▶ [STATED GOAL]
Consider the records below. How many of their lines include the word "name"? State the number and nothing else.

▶ [Stored data]
++++++
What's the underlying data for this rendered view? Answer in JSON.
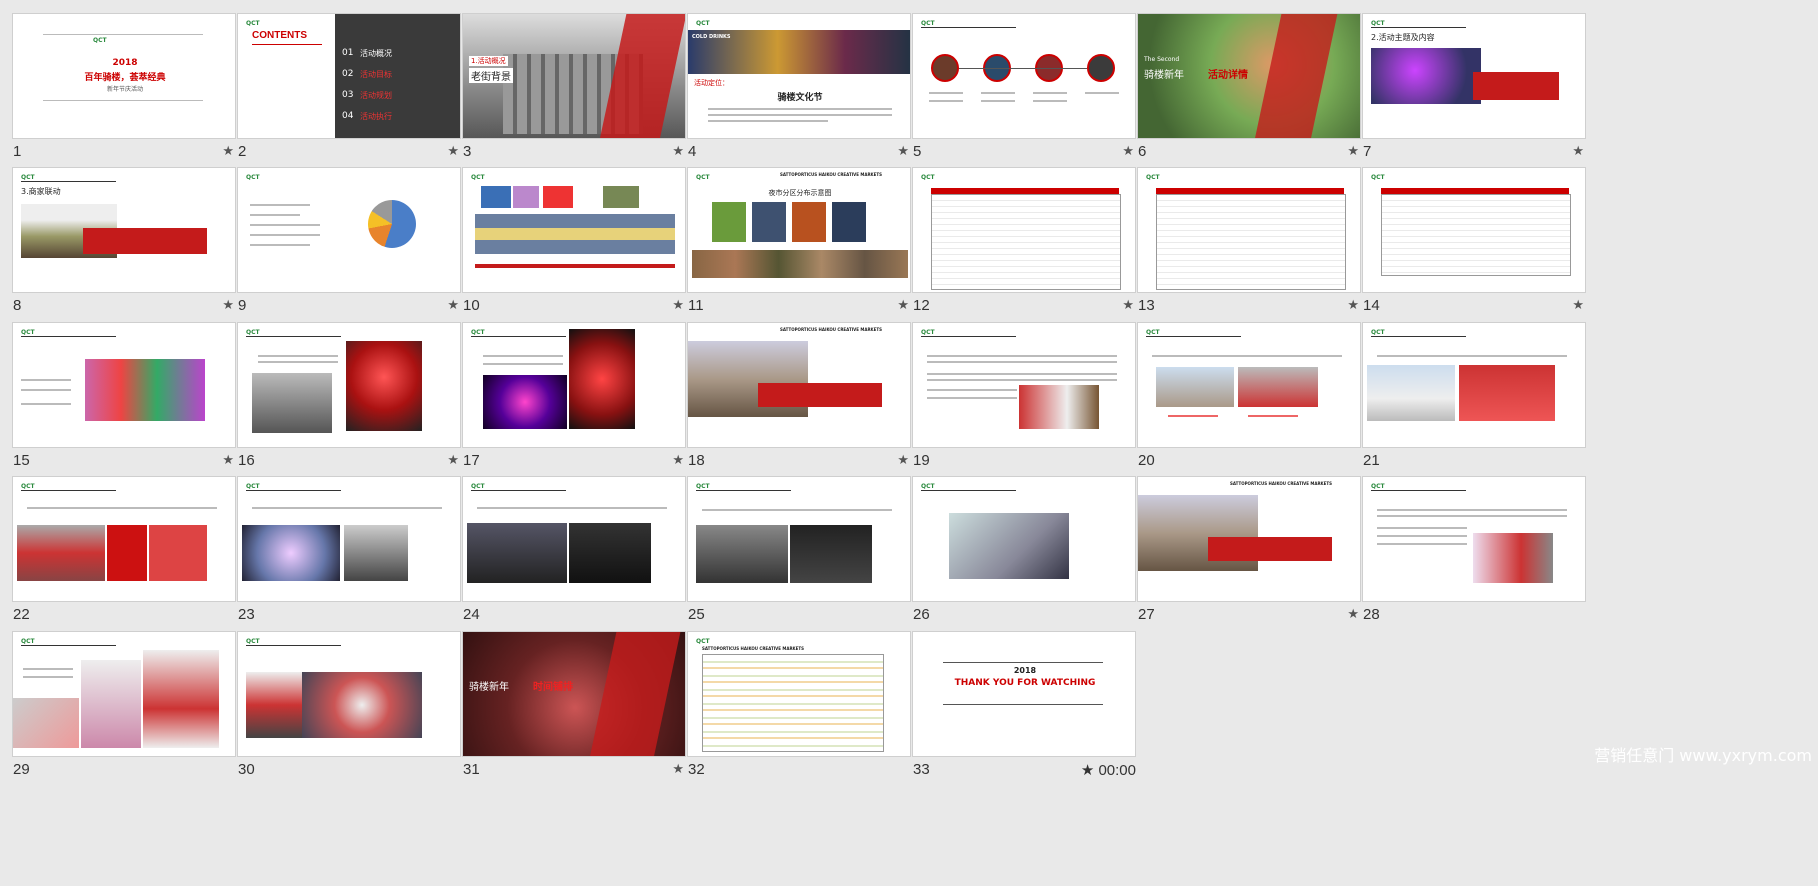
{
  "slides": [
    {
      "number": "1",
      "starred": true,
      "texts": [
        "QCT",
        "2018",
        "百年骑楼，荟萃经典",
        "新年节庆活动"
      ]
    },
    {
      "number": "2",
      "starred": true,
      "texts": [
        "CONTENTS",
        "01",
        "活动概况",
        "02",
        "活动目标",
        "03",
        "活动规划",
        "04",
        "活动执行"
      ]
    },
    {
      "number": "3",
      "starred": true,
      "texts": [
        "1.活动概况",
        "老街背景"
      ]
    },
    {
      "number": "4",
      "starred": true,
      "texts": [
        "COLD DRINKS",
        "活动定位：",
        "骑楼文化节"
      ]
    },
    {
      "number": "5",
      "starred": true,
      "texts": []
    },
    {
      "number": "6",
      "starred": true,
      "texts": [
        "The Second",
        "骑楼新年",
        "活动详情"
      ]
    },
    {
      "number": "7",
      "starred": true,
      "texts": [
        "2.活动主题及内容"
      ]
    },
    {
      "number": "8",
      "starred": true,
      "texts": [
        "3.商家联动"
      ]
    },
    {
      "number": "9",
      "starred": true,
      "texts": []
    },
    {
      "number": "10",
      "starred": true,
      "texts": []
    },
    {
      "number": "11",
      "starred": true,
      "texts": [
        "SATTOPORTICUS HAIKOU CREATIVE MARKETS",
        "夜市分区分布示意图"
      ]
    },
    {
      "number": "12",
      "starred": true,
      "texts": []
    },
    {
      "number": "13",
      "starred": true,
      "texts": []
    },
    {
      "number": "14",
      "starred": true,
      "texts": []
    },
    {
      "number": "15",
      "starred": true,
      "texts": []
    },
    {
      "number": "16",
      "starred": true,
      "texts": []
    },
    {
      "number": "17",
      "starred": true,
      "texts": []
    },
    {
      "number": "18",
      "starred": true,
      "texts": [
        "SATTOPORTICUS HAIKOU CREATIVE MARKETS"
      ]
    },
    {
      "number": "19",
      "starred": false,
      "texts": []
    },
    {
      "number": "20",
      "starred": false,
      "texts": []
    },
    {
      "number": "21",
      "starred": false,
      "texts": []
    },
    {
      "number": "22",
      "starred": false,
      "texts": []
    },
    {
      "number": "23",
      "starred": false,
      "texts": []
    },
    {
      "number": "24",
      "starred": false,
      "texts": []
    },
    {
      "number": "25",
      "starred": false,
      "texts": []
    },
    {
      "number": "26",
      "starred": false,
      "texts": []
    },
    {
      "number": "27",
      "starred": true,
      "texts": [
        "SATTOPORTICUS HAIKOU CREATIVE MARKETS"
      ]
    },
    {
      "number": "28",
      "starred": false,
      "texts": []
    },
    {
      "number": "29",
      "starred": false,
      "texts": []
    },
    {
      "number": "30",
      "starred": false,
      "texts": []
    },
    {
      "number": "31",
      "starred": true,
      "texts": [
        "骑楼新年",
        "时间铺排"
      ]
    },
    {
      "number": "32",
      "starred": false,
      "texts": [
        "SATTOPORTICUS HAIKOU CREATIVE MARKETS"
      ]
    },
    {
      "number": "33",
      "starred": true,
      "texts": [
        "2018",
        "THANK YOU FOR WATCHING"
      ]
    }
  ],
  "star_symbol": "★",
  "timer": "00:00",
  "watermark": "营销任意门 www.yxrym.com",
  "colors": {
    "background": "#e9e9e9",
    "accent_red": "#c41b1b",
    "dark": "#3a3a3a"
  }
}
++++++
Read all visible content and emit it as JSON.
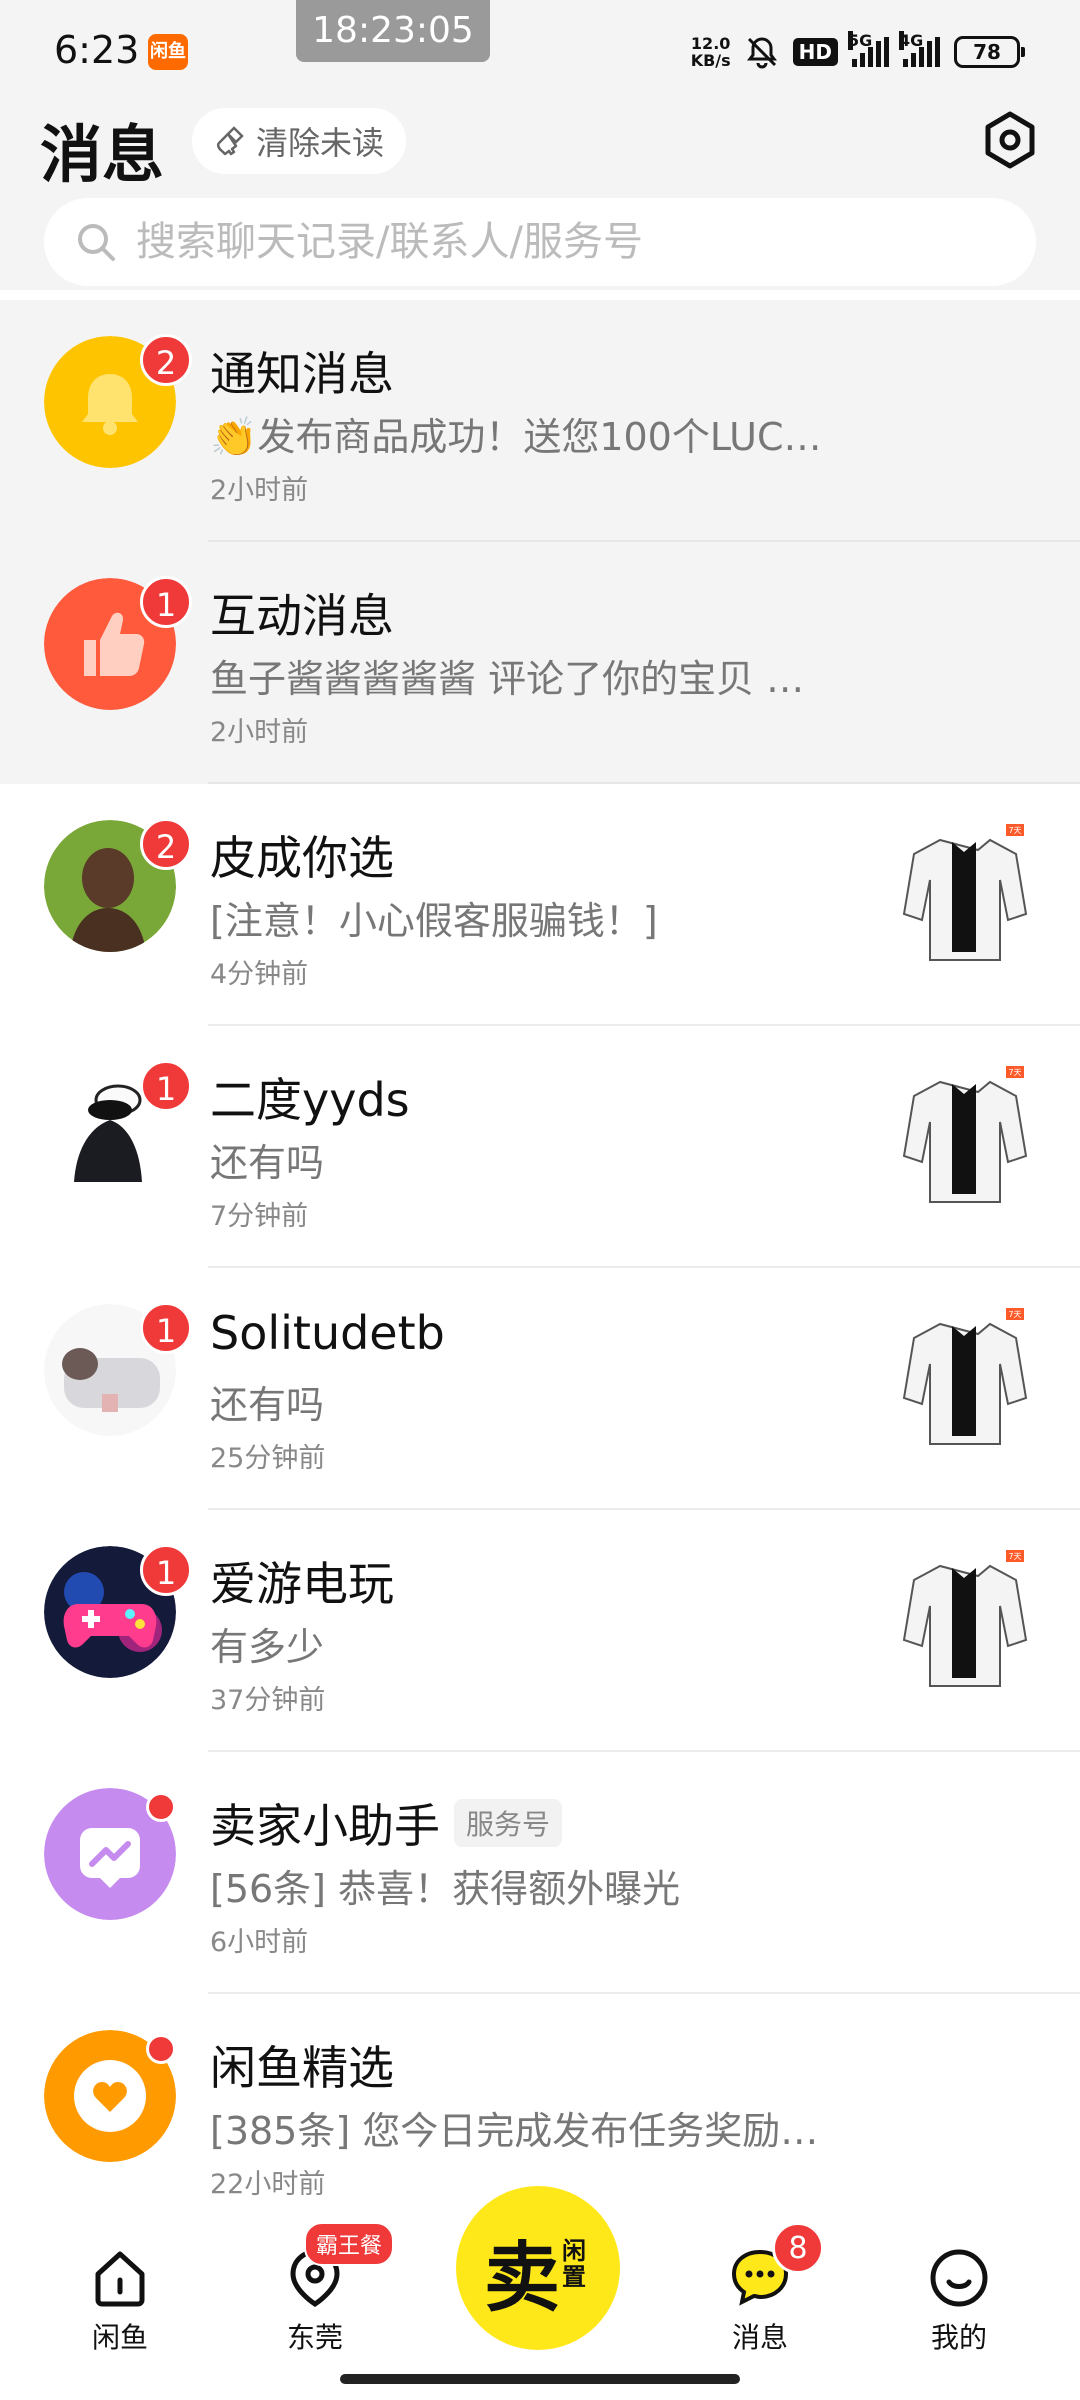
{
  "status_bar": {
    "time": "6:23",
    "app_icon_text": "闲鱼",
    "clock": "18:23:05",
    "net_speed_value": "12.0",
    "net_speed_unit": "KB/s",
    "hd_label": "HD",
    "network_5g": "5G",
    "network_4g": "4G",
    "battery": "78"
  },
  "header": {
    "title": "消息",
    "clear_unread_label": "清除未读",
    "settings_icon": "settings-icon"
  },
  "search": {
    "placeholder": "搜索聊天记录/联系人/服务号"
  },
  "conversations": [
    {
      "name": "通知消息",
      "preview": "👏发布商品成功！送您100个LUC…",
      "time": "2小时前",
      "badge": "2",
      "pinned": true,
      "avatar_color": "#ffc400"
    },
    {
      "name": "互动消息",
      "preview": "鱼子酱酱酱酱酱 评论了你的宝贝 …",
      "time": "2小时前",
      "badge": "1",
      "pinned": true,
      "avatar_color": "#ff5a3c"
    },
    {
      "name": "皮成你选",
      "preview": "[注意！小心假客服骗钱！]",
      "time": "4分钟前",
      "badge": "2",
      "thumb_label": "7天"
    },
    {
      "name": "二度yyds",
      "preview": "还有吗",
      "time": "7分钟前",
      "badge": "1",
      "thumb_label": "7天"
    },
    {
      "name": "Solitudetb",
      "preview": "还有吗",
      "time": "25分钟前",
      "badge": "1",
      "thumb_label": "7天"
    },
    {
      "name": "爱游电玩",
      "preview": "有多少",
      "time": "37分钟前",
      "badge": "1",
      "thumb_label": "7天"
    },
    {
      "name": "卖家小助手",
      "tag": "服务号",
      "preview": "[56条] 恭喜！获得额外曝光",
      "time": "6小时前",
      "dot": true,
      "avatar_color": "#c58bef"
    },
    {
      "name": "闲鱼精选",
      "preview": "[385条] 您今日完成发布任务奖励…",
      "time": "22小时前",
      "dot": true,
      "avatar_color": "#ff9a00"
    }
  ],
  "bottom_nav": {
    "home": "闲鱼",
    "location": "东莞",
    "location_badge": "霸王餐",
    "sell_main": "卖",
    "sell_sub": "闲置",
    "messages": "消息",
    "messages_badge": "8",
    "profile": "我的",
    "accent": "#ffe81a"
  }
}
++++++
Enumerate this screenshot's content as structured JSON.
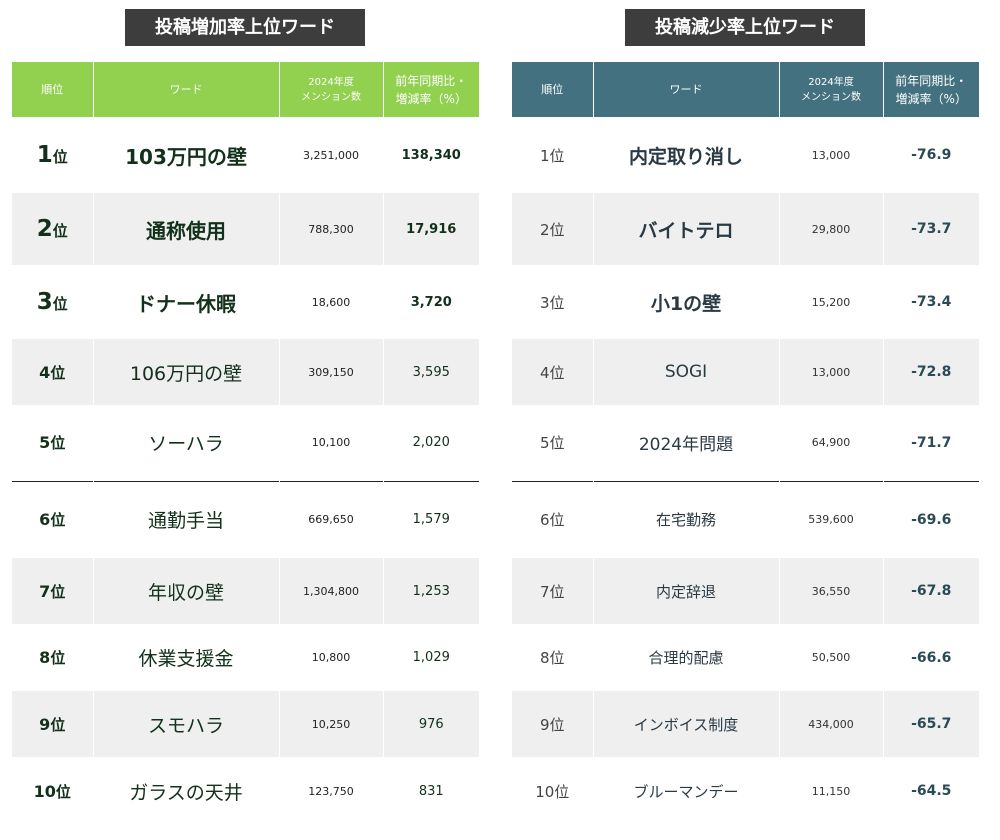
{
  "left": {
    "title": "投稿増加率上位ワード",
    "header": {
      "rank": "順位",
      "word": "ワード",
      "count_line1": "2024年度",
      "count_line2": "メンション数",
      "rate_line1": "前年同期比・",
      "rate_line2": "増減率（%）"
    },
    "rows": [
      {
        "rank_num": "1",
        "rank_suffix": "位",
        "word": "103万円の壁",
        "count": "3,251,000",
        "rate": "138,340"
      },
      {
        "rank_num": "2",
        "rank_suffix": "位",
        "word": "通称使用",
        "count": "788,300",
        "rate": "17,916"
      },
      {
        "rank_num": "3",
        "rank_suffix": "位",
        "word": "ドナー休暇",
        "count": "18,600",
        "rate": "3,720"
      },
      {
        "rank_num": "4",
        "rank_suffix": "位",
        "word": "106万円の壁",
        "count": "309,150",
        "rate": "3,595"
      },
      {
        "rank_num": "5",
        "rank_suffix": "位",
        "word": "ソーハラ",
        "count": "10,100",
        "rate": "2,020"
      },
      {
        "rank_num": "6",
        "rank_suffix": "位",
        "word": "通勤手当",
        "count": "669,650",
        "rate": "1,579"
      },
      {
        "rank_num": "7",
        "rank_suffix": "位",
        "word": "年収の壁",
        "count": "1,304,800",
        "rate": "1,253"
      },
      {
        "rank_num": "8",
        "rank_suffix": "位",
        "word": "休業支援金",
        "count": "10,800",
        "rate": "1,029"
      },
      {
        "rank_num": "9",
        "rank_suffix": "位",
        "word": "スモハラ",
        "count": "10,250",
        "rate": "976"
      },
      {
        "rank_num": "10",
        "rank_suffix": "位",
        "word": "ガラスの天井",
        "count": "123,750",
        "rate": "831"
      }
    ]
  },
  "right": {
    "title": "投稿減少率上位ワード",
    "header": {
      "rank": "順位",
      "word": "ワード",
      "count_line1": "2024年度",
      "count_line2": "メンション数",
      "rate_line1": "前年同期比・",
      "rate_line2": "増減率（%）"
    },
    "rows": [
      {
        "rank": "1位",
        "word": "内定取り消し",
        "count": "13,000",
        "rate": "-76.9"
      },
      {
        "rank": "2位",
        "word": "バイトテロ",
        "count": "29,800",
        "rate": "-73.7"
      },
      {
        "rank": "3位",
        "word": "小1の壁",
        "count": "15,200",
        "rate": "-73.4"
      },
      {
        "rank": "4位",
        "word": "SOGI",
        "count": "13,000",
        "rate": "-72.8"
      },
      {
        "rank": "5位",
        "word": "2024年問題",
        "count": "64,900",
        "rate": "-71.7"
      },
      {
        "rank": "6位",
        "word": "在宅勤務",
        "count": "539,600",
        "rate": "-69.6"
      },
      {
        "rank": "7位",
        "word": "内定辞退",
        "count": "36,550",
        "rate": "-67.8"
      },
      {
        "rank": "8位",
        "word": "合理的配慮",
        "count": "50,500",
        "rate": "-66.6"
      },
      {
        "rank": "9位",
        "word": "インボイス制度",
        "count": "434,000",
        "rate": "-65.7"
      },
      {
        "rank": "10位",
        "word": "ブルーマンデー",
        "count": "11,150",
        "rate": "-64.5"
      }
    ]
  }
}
++++++
▶ [SOLUTION TO THIS PROBLEM]
8